### The request
Transcribe the material verbatim in full; the pictures do not belong in the copy.

### Supplied material

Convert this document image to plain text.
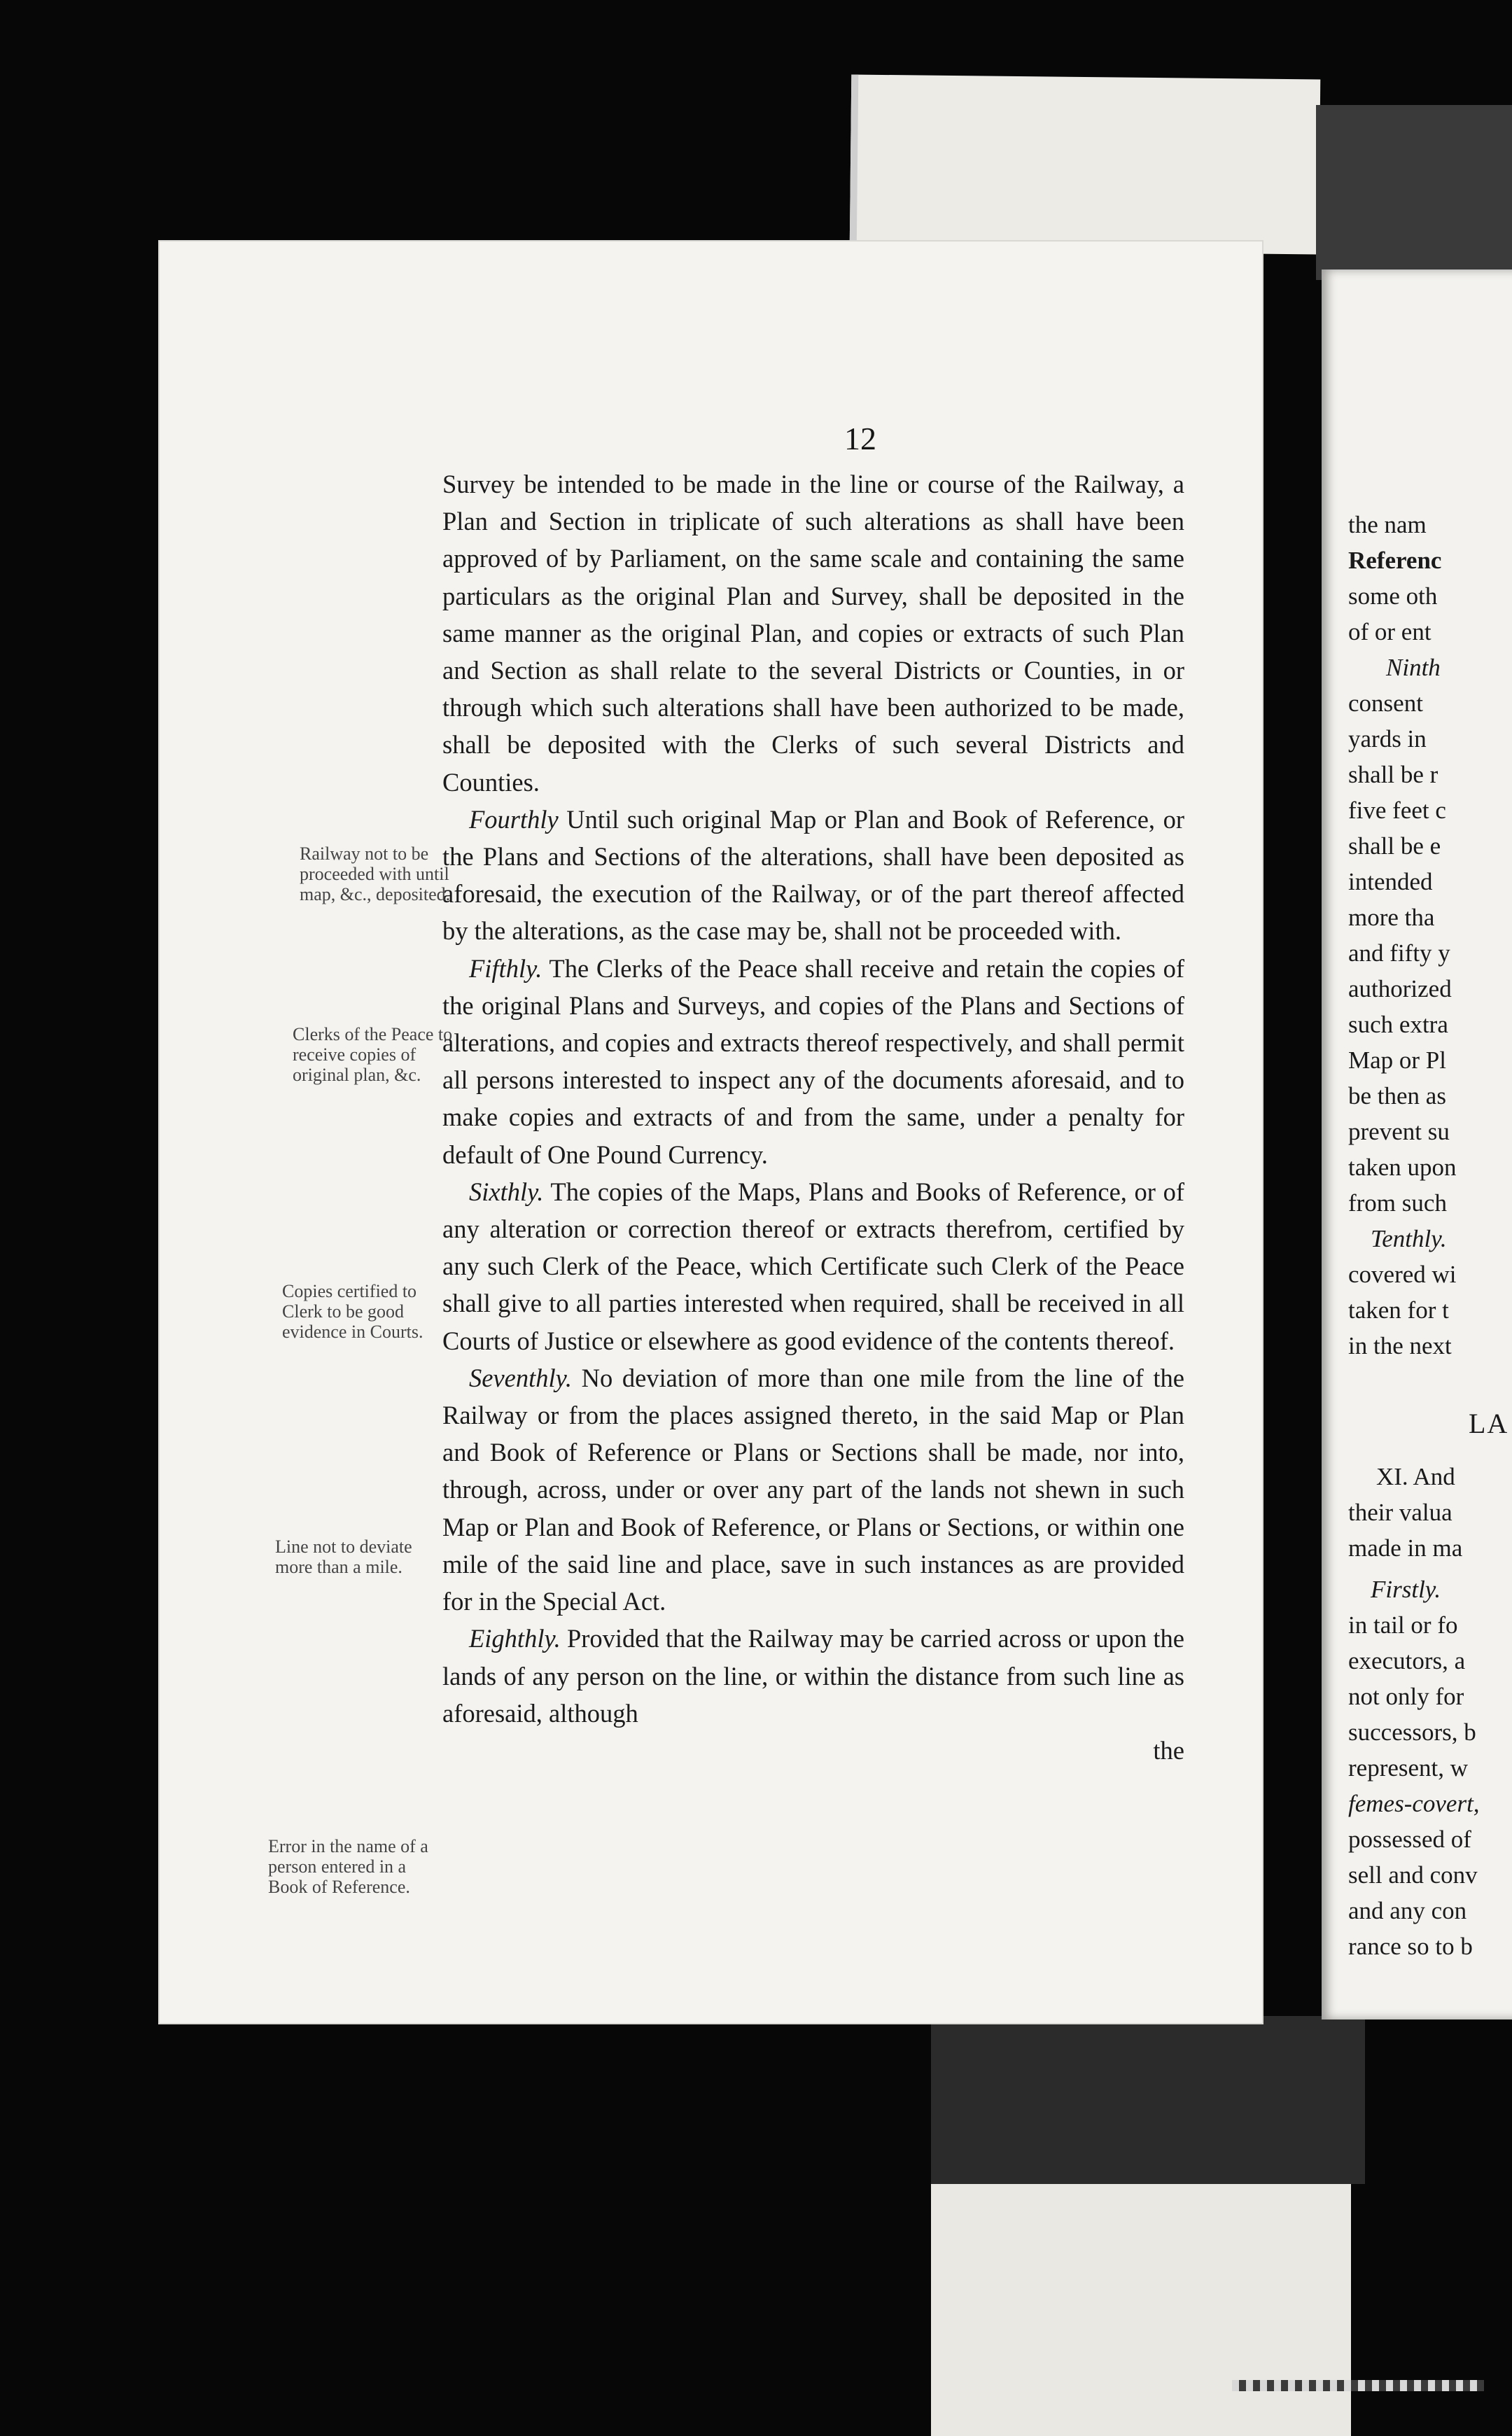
the nam
Referenc
some oth
of or ent
Ninth
consent
yards in
shall be r
five feet c
shall be e
intended
more tha
and fifty y
authorized
such extra
Map or Pl
be then as
prevent su
taken upon
from such
Tenthly.
covered wi
taken for t
in the next
LA
XI. And
their valua
made in ma
Firstly.
in tail or fo
executors, a
not only for
successors, b
represent, w
femes-covert,
possessed of
sell and conv
and any con
rance so to b
12

Survey be intended to be made in the line or course of the Railway, a Plan and Section in triplicate of such alterations as shall have been approved of by Parliament, on the same scale and containing the same particulars as the original Plan and Survey, shall be deposited in the same manner as the original Plan, and copies or extracts of such Plan and Section as shall relate to the several Districts or Counties, in or through which such alterations shall have been authorized to be made, shall be deposited with the Clerks of such several Districts and Counties.

Fourthly Until such original Map or Plan and Book of Reference, or the Plans and Sections of the alterations, shall have been deposited as aforesaid, the execution of the Railway, or of the part thereof affected by the alterations, as the case may be, shall not be proceeded with.

Fifthly. The Clerks of the Peace shall receive and retain the copies of the original Plans and Surveys, and copies of the Plans and Sections of alterations, and copies and extracts thereof respectively, and shall permit all persons interested to inspect any of the documents aforesaid, and to make copies and extracts of and from the same, under a penalty for default of One Pound Currency.

Sixthly. The copies of the Maps, Plans and Books of Reference, or of any alteration or correction thereof or extracts therefrom, certified by any such Clerk of the Peace, which Certificate such Clerk of the Peace shall give to all parties interested when required, shall be received in all Courts of Justice or elsewhere as good evidence of the contents thereof.

Seventhly. No deviation of more than one mile from the line of the Railway or from the places assigned thereto, in the said Map or Plan and Book of Reference or Plans or Sections shall be made, nor into, through, across, under or over any part of the lands not shewn in such Map or Plan and Book of Reference, or Plans or Sections, or within one mile of the said line and place, save in such instances as are provided for in the Special Act.

Eighthly. Provided that the Railway may be carried across or upon the lands of any person on the line, or within the distance from such line as aforesaid, although

the

Railway not to be proceeded with until map, &c., deposited.
Clerks of the Peace to receive copies of original plan, &c.
Copies certified to Clerk to be good evidence in Courts.
Line not to deviate more than a mile.
Error in the name of a person entered in a Book of Reference.
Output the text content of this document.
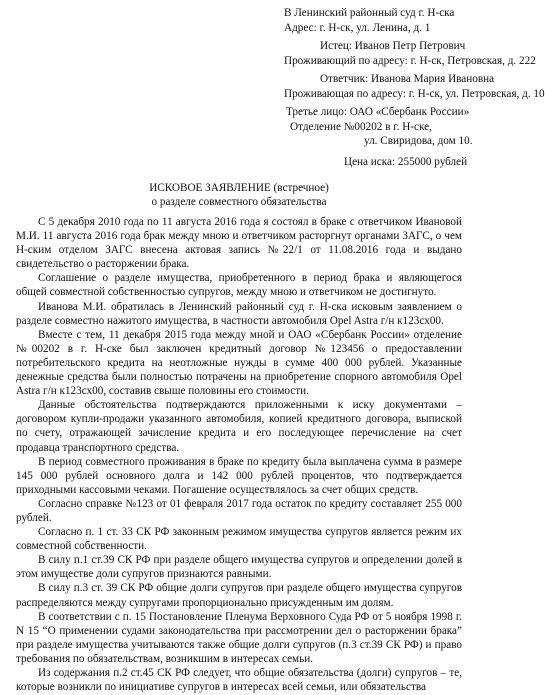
В Ленинский районный суд г. Н-ска
Адрес: г. Н-ск, ул. Ленина, д. 1
Истец: Иванов Петр Петрович
Проживающий по адресу: г. Н-ск, Петровская, д. 222
Ответчик: Иванова Мария Ивановна
Проживающая по адресу: г. Н-ск, ул. Петровская, д. 10
Третье лицо: ОАО «Сбербанк России»
Отделение №00202 в г. Н-ске,
ул. Свиридова, дом 10.
Цена иска: 255000 рублей
ИСКОВОЕ ЗАЯВЛЕНИЕ (встречное)
о разделе совместного обязательства

С 5 декабря 2010 года по 11 августа 2016 года я состоял в браке с ответчиком Ивановой М.И. 11 августа 2016 года брак между мною и ответчиком расторгнут органами ЗАГС, о чем Н-ским отделом ЗАГС внесена актовая запись №22/1 от 11.08.2016 года и выдано свидетельство о расторжении брака.

Соглашение о разделе имущества, приобретенного в период брака и являющегося общей совместной собственностью супругов, между мною и ответчиком не достигнуто.

Иванова М.И. обратилась в Ленинский районный суд г. Н-ска исковым заявлением о разделе совместно нажитого имущества, в частности автомобиля Opel Astra г/н к123сх00.

Вместе с тем, 11 декабря 2015 года между мной и ОАО «Сбербанк России» отделение №00202 в г. Н-ске был заключен кредитный договор №123456 о предоставлении потребительского кредита на неотложные нужды в сумме 400 000 рублей. Указанные денежные средства были полностью потрачены на приобретение спорного автомобиля Opel Astra г/н к123сх00, составив свыше половины его стоимости.

Данные обстоятельства подтверждаются приложенными к иску документами – договором купли-продажи указанного автомобиля, копией кредитного договора, выпиской по счету, отражающей зачисление кредита и его последующее перечисление на счет продавца транспортного средства.

В период совместного проживания в браке по кредиту была выплачена сумма в размере 145 000 рублей основного долга и 142 000 рублей процентов, что подтверждается приходными кассовыми чеками. Погашение осуществлялось за счет общих средств.

Согласно справке №123 от 01 февраля 2017 года остаток по кредиту составляет 255 000 рублей.

Согласно п. 1 ст. 33 СК РФ законным режимом имущества супругов является режим их совместной собственности.

В силу п.1 ст.39 СК РФ при разделе общего имущества супругов и определении долей в этом имуществе доли супругов признаются равными.

В силу п.3 ст. 39 СК РФ общие долги супругов при разделе общего имущества супругов распределяются между супругами пропорционально присужденным им долям.

В соответствии с п. 15 Постановление Пленума Верховного Суда РФ от 5 ноября 1998 г. N 15 “О применении судами законодательства при рассмотрении дел о расторжении брака” при разделе имущества учитываются также общие долги супругов (п.3 ст.39 СК РФ) и право требования по обязательствам, возникшим в интересах семьи.

Из содержания п.2 ст.45 СК РФ следует, что общие обязательства (долги) супругов – те, которые возникли по инициативе супругов в интересах всей семьи, или обязательства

### Correct result
Convert this document image to plain text.
the nam
Referenc
some oth
of or ent
Ninth
consent
yards in
shall be r
five feet c
shall be e
intended
more tha
and fifty y
authorized
such extra
Map or Pl
be then as
prevent su
taken upon
from such
Tenthly.
covered wi
taken for t
in the next
LA
XI. And
their valua
made in ma
Firstly.
in tail or fo
executors, a
not only for
successors, b
represent, w
femes-covert,
possessed of
sell and conv
and any con
rance so to b
12

Survey be intended to be made in the line or course of the Railway, a Plan and Section in triplicate of such alterations as shall have been approved of by Parliament, on the same scale and containing the same particulars as the original Plan and Survey, shall be deposited in the same manner as the original Plan, and copies or extracts of such Plan and Section as shall relate to the several Districts or Counties, in or through which such alterations shall have been authorized to be made, shall be deposited with the Clerks of such several Districts and Counties.

Fourthly Until such original Map or Plan and Book of Reference, or the Plans and Sections of the alterations, shall have been deposited as aforesaid, the execution of the Railway, or of the part thereof affected by the alterations, as the case may be, shall not be proceeded with.

Fifthly. The Clerks of the Peace shall receive and retain the copies of the original Plans and Surveys, and copies of the Plans and Sections of alterations, and copies and extracts thereof respectively, and shall permit all persons interested to inspect any of the documents aforesaid, and to make copies and extracts of and from the same, under a penalty for default of One Pound Currency.

Sixthly. The copies of the Maps, Plans and Books of Reference, or of any alteration or correction thereof or extracts therefrom, certified by any such Clerk of the Peace, which Certificate such Clerk of the Peace shall give to all parties interested when required, shall be received in all Courts of Justice or elsewhere as good evidence of the contents thereof.

Seventhly. No deviation of more than one mile from the line of the Railway or from the places assigned thereto, in the said Map or Plan and Book of Reference or Plans or Sections shall be made, nor into, through, across, under or over any part of the lands not shewn in such Map or Plan and Book of Reference, or Plans or Sections, or within one mile of the said line and place, save in such instances as are provided for in the Special Act.

Eighthly. Provided that the Railway may be carried across or upon the lands of any person on the line, or within the distance from such line as aforesaid, although

the

Railway not to be proceeded with until map, &c., deposited.
Clerks of the Peace to receive copies of original plan, &c.
Copies certified to Clerk to be good evidence in Courts.
Line not to deviate more than a mile.
Error in the name of a person entered in a Book of Reference.
Output the text content of this document.
В Ленинский районный суд г. Н-ска
Адрес: г. Н-ск, ул. Ленина, д. 1
Истец: Иванов Петр Петрович
Проживающий по адресу: г. Н-ск, Петровская, д. 222
Ответчик: Иванова Мария Ивановна
Проживающая по адресу: г. Н-ск, ул. Петровская, д. 10
Третье лицо: ОАО «Сбербанк России»
Отделение №00202 в г. Н-ске,
ул. Свиридова, дом 10.
Цена иска: 255000 рублей
ИСКОВОЕ ЗАЯВЛЕНИЕ (встречное)
о разделе совместного обязательства

С 5 декабря 2010 года по 11 августа 2016 года я состоял в браке с ответчиком Ивановой М.И. 11 августа 2016 года брак между мною и ответчиком расторгнут органами ЗАГС, о чем Н-ским отделом ЗАГС внесена актовая запись №22/1 от 11.08.2016 года и выдано свидетельство о расторжении брака.

Соглашение о разделе имущества, приобретенного в период брака и являющегося общей совместной собственностью супругов, между мною и ответчиком не достигнуто.

Иванова М.И. обратилась в Ленинский районный суд г. Н-ска исковым заявлением о разделе совместно нажитого имущества, в частности автомобиля Opel Astra г/н к123сх00.

Вместе с тем, 11 декабря 2015 года между мной и ОАО «Сбербанк России» отделение №00202 в г. Н-ске был заключен кредитный договор №123456 о предоставлении потребительского кредита на неотложные нужды в сумме 400 000 рублей. Указанные денежные средства были полностью потрачены на приобретение спорного автомобиля Opel Astra г/н к123сх00, составив свыше половины его стоимости.

Данные обстоятельства подтверждаются приложенными к иску документами – договором купли-продажи указанного автомобиля, копией кредитного договора, выпиской по счету, отражающей зачисление кредита и его последующее перечисление на счет продавца транспортного средства.

В период совместного проживания в браке по кредиту была выплачена сумма в размере 145 000 рублей основного долга и 142 000 рублей процентов, что подтверждается приходными кассовыми чеками. Погашение осуществлялось за счет общих средств.

Согласно справке №123 от 01 февраля 2017 года остаток по кредиту составляет 255 000 рублей.

Согласно п. 1 ст. 33 СК РФ законным режимом имущества супругов является режим их совместной собственности.

В силу п.1 ст.39 СК РФ при разделе общего имущества супругов и определении долей в этом имуществе доли супругов признаются равными.

В силу п.3 ст. 39 СК РФ общие долги супругов при разделе общего имущества супругов распределяются между супругами пропорционально присужденным им долям.

В соответствии с п. 15 Постановление Пленума Верховного Суда РФ от 5 ноября 1998 г. N 15 “О применении судами законодательства при рассмотрении дел о расторжении брака” при разделе имущества учитываются также общие долги супругов (п.3 ст.39 СК РФ) и право требования по обязательствам, возникшим в интересах семьи.

Из содержания п.2 ст.45 СК РФ следует, что общие обязательства (долги) супругов – те, которые возникли по инициативе супругов в интересах всей семьи, или обязательства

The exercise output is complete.